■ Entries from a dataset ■
————

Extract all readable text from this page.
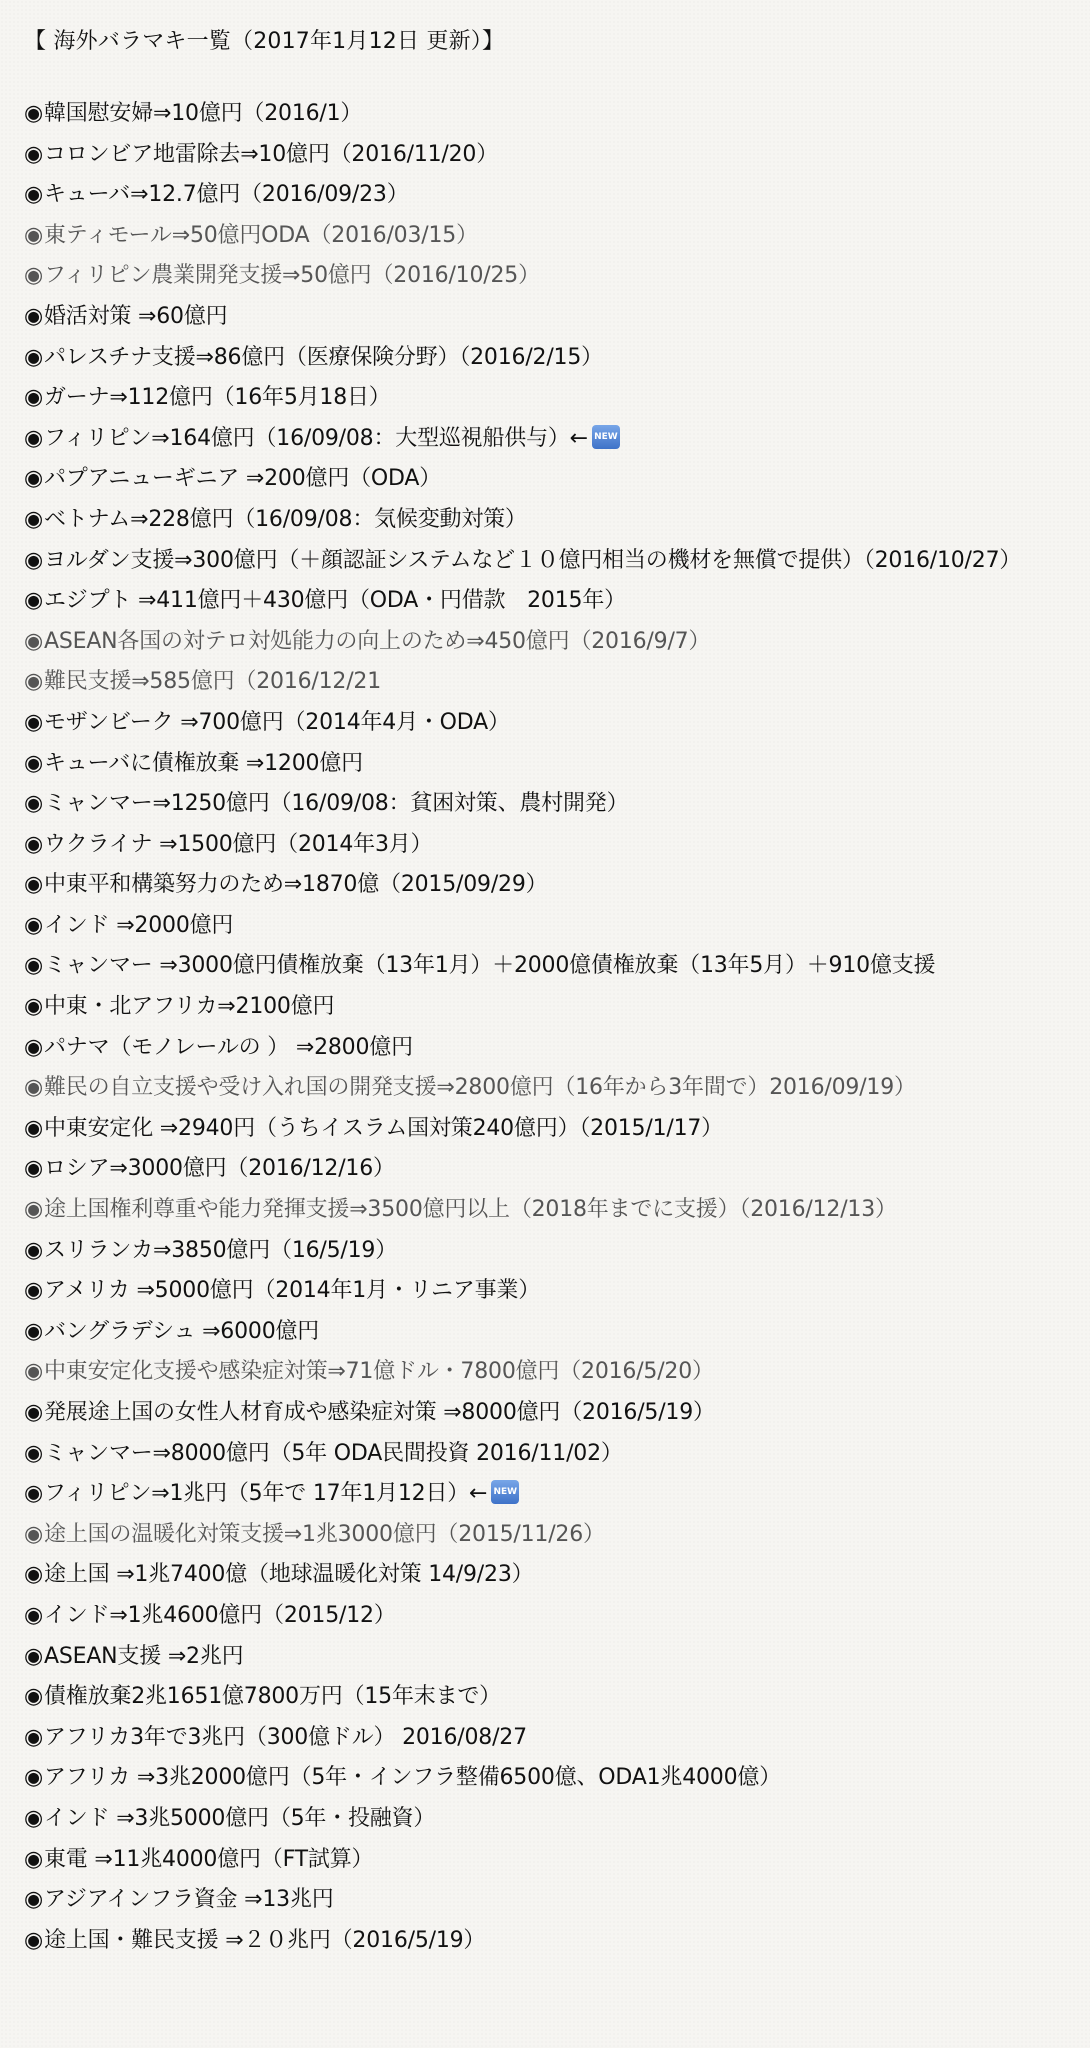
【 海外バラマキ一覧（2017年1月12日 更新）】
◉韓国慰安婦⇒10億円（2016/1）
◉コロンビア地雷除去⇒10億円（2016/11/20）
◉キューバ⇒12.7億円（2016/09/23）
◉東ティモール⇒50億円ODA（2016/03/15）
◉フィリピン農業開発支援⇒50億円（2016/10/25）
◉婚活対策 ⇒60億円
◉パレスチナ支援⇒86億円（医療保険分野）（2016/2/15）
◉ガーナ⇒112億円（16年5月18日）
◉フィリピン⇒164億円（16/09/08：大型巡視船供与）← NEW
◉パプアニューギニア ⇒200億円（ODA）
◉ベトナム⇒228億円（16/09/08：気候変動対策）
◉ヨルダン支援⇒300億円（＋顔認証システムなど１０億円相当の機材を無償で提供）（2016/10/27）
◉エジプト ⇒411億円＋430億円（ODA・円借款　2015年）
◉ASEAN各国の対テロ対処能力の向上のため⇒450億円（2016/9/7）
◉難民支援⇒585億円（2016/12/21
◉モザンビーク ⇒700億円（2014年4月・ODA）
◉キューバに債権放棄 ⇒1200億円
◉ミャンマー⇒1250億円（16/09/08：貧困対策、農村開発）
◉ウクライナ ⇒1500億円（2014年3月）
◉中東平和構築努力のため⇒1870億（2015/09/29）
◉インド ⇒2000億円
◉ミャンマー ⇒3000億円債権放棄（13年1月）＋2000億債権放棄（13年5月）＋910億支援
◉中東・北アフリカ⇒2100億円
◉パナマ（モノレールの ） ⇒2800億円
◉難民の自立支援や受け入れ国の開発支援⇒2800億円（16年から3年間で）2016/09/19）
◉中東安定化 ⇒2940円（うちイスラム国対策240億円）（2015/1/17）
◉ロシア⇒3000億円（2016/12/16）
◉途上国権利尊重や能力発揮支援⇒3500億円以上（2018年までに支援）（2016/12/13）
◉スリランカ⇒3850億円（16/5/19）
◉アメリカ ⇒5000億円（2014年1月・リニア事業）
◉バングラデシュ ⇒6000億円
◉中東安定化支援や感染症対策⇒71億ドル・7800億円（2016/5/20）
◉発展途上国の女性人材育成や感染症対策 ⇒8000億円（2016/5/19）
◉ミャンマー⇒8000億円（5年 ODA民間投資 2016/11/02）
◉フィリピン⇒1兆円（5年で 17年1月12日）← NEW
◉途上国の温暖化対策支援⇒1兆3000億円（2015/11/26）
◉途上国 ⇒1兆7400億（地球温暖化対策 14/9/23）
◉インド⇒1兆4600億円（2015/12）
◉ASEAN支援 ⇒2兆円
◉債権放棄2兆1651億7800万円（15年末まで）
◉アフリカ3年で3兆円（300億ドル） 2016/08/27
◉アフリカ ⇒3兆2000億円（5年・インフラ整備6500億、ODA1兆4000億）
◉インド ⇒3兆5000億円（5年・投融資）
◉東電 ⇒11兆4000億円（FT試算）
◉アジアインフラ資金 ⇒13兆円
◉途上国・難民支援 ⇒２０兆円（2016/5/19）
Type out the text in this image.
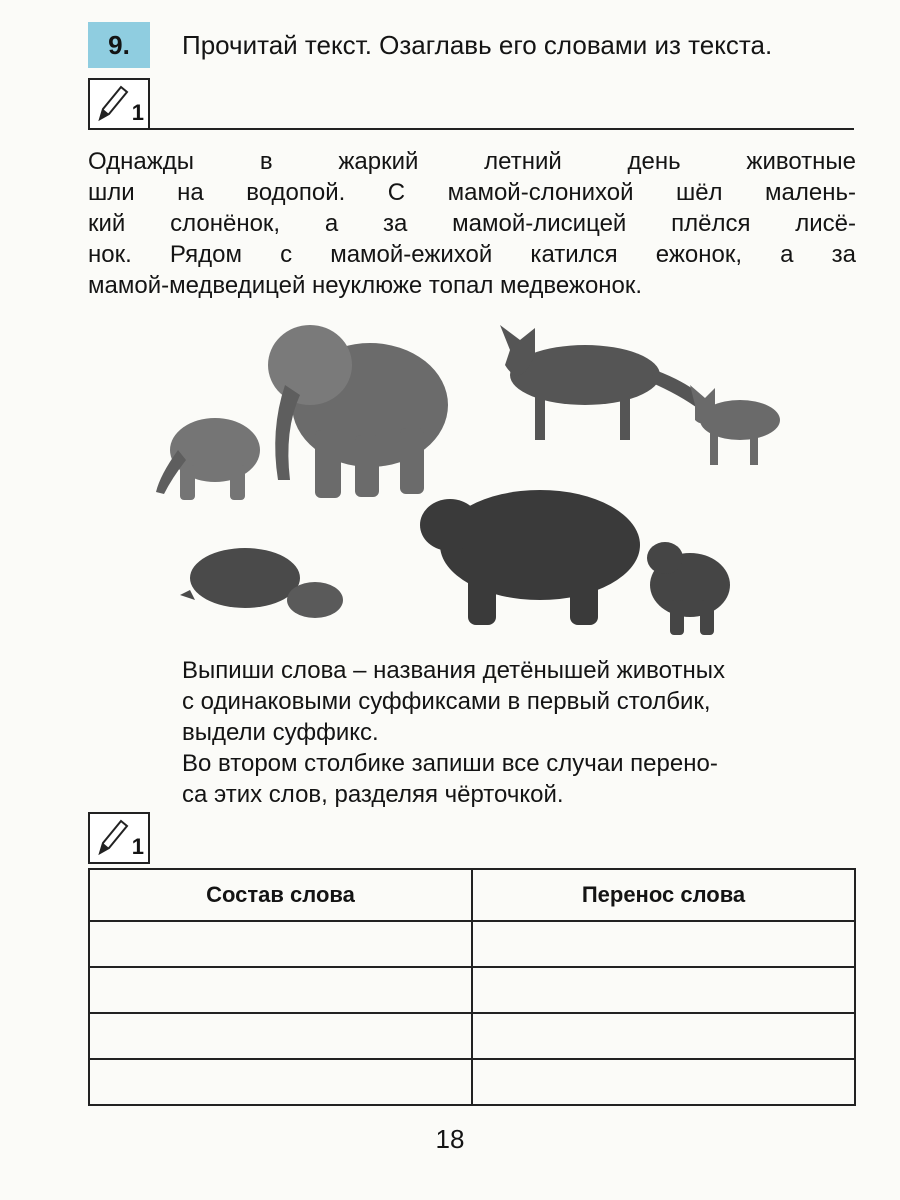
9. Прочитай текст. Озаглавь его словами из текста.
1

Однажды в жаркий летний день животные

шли на водопой. С мамой-слонихой шёл малень-

кий слонёнок, а за мамой-лисицей плёлся лисё-

нок. Рядом с мамой-ежихой катился ежонок, а за

мамой-медведицей неуклюже топал медвежонок.

Выпиши слова – названия детёнышей животных

с одинаковыми суффиксами в первый столбик,

выдели суффикс.

Во втором столбике запиши все случаи перено-

са этих слов, разделяя чёрточкой.

1
Состав слова	Перенос слова

18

————

Set down the material exactly, every line of it, except for the pictures.

■ RESULT FOR THIS EXERCISE ■
Extract all readable text from this page.
【 海外バラマキ一覧（2017年1月12日 更新）】
◉韓国慰安婦⇒10億円（2016/1）
◉コロンビア地雷除去⇒10億円（2016/11/20）
◉キューバ⇒12.7億円（2016/09/23）
◉東ティモール⇒50億円ODA（2016/03/15）
◉フィリピン農業開発支援⇒50億円（2016/10/25）
◉婚活対策 ⇒60億円
◉パレスチナ支援⇒86億円（医療保険分野）（2016/2/15）
◉ガーナ⇒112億円（16年5月18日）
◉フィリピン⇒164億円（16/09/08：大型巡視船供与）← NEW
◉パプアニューギニア ⇒200億円（ODA）
◉ベトナム⇒228億円（16/09/08：気候変動対策）
◉ヨルダン支援⇒300億円（＋顔認証システムなど１０億円相当の機材を無償で提供）（2016/10/27）
◉エジプト ⇒411億円＋430億円（ODA・円借款　2015年）
◉ASEAN各国の対テロ対処能力の向上のため⇒450億円（2016/9/7）
◉難民支援⇒585億円（2016/12/21
◉モザンビーク ⇒700億円（2014年4月・ODA）
◉キューバに債権放棄 ⇒1200億円
◉ミャンマー⇒1250億円（16/09/08：貧困対策、農村開発）
◉ウクライナ ⇒1500億円（2014年3月）
◉中東平和構築努力のため⇒1870億（2015/09/29）
◉インド ⇒2000億円
◉ミャンマー ⇒3000億円債権放棄（13年1月）＋2000億債権放棄（13年5月）＋910億支援
◉中東・北アフリカ⇒2100億円
◉パナマ（モノレールの ） ⇒2800億円
◉難民の自立支援や受け入れ国の開発支援⇒2800億円（16年から3年間で）2016/09/19）
◉中東安定化 ⇒2940円（うちイスラム国対策240億円）（2015/1/17）
◉ロシア⇒3000億円（2016/12/16）
◉途上国権利尊重や能力発揮支援⇒3500億円以上（2018年までに支援）（2016/12/13）
◉スリランカ⇒3850億円（16/5/19）
◉アメリカ ⇒5000億円（2014年1月・リニア事業）
◉バングラデシュ ⇒6000億円
◉中東安定化支援や感染症対策⇒71億ドル・7800億円（2016/5/20）
◉発展途上国の女性人材育成や感染症対策 ⇒8000億円（2016/5/19）
◉ミャンマー⇒8000億円（5年 ODA民間投資 2016/11/02）
◉フィリピン⇒1兆円（5年で 17年1月12日）← NEW
◉途上国の温暖化対策支援⇒1兆3000億円（2015/11/26）
◉途上国 ⇒1兆7400億（地球温暖化対策 14/9/23）
◉インド⇒1兆4600億円（2015/12）
◉ASEAN支援 ⇒2兆円
◉債権放棄2兆1651億7800万円（15年末まで）
◉アフリカ3年で3兆円（300億ドル） 2016/08/27
◉アフリカ ⇒3兆2000億円（5年・インフラ整備6500億、ODA1兆4000億）
◉インド ⇒3兆5000億円（5年・投融資）
◉東電 ⇒11兆4000億円（FT試算）
◉アジアインフラ資金 ⇒13兆円
◉途上国・難民支援 ⇒２０兆円（2016/5/19）
Type out the text in this image.
9. Прочитай текст. Озаглавь его словами из текста.
1

Однажды в жаркий летний день животные

шли на водопой. С мамой-слонихой шёл малень-

кий слонёнок, а за мамой-лисицей плёлся лисё-

нок. Рядом с мамой-ежихой катился ежонок, а за

мамой-медведицей неуклюже топал медвежонок.

Выпиши слова – названия детёнышей животных

с одинаковыми суффиксами в первый столбик,

выдели суффикс.

Во втором столбике запиши все случаи перено-

са этих слов, разделяя чёрточкой.

1
Состав слова	Перенос слова

18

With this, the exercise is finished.